--- TASK DIRECTIONS ---
Exactly repeat the material, dropping only the pictures.

-- start DATA PROVIDED --

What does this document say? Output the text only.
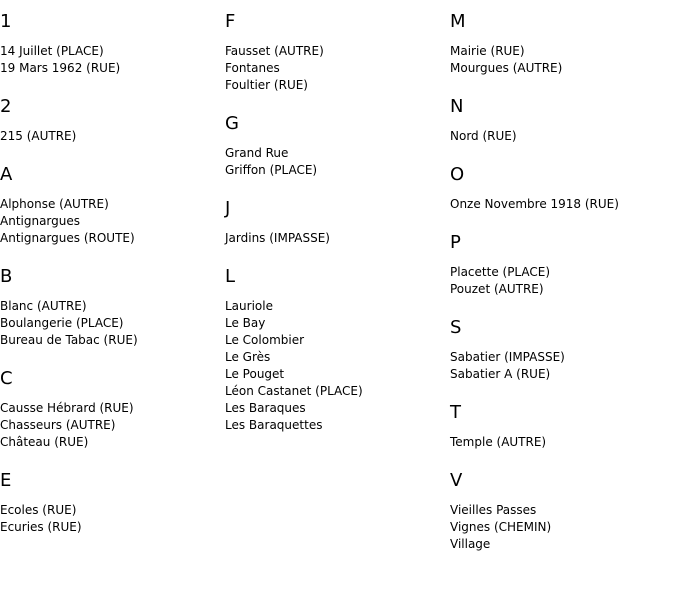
1
14 Juillet (PLACE)
19 Mars 1962 (RUE)
2
215 (AUTRE)
A
Alphonse (AUTRE)
Antignargues
Antignargues (ROUTE)
B
Blanc (AUTRE)
Boulangerie (PLACE)
Bureau de Tabac (RUE)
C
Causse Hébrard (RUE)
Chasseurs (AUTRE)
Château (RUE)
E
Ecoles (RUE)
Ecuries (RUE)
F
Fausset (AUTRE)
Fontanes
Foultier (RUE)
G
Grand Rue
Griffon (PLACE)
J
Jardins (IMPASSE)
L
Lauriole
Le Bay
Le Colombier
Le Grès
Le Pouget
Léon Castanet (PLACE)
Les Baraques
Les Baraquettes
M
Mairie (RUE)
Mourgues (AUTRE)
N
Nord (RUE)
O
Onze Novembre 1918 (RUE)
P
Placette (PLACE)
Pouzet (AUTRE)
S
Sabatier (IMPASSE)
Sabatier A (RUE)
T
Temple (AUTRE)
V
Vieilles Passes
Vignes (CHEMIN)
Village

-- end DATA PROVIDED --

--- EXERCISE ANSWER ---
What does this document say? Output the text only.
1
14 Juillet (PLACE)
19 Mars 1962 (RUE)
2
215 (AUTRE)
A
Alphonse (AUTRE)
Antignargues
Antignargues (ROUTE)
B
Blanc (AUTRE)
Boulangerie (PLACE)
Bureau de Tabac (RUE)
C
Causse Hébrard (RUE)
Chasseurs (AUTRE)
Château (RUE)
E
Ecoles (RUE)
Ecuries (RUE)
F
Fausset (AUTRE)
Fontanes
Foultier (RUE)
G
Grand Rue
Griffon (PLACE)
J
Jardins (IMPASSE)
L
Lauriole
Le Bay
Le Colombier
Le Grès
Le Pouget
Léon Castanet (PLACE)
Les Baraques
Les Baraquettes
M
Mairie (RUE)
Mourgues (AUTRE)
N
Nord (RUE)
O
Onze Novembre 1918 (RUE)
P
Placette (PLACE)
Pouzet (AUTRE)
S
Sabatier (IMPASSE)
Sabatier A (RUE)
T
Temple (AUTRE)
V
Vieilles Passes
Vignes (CHEMIN)
Village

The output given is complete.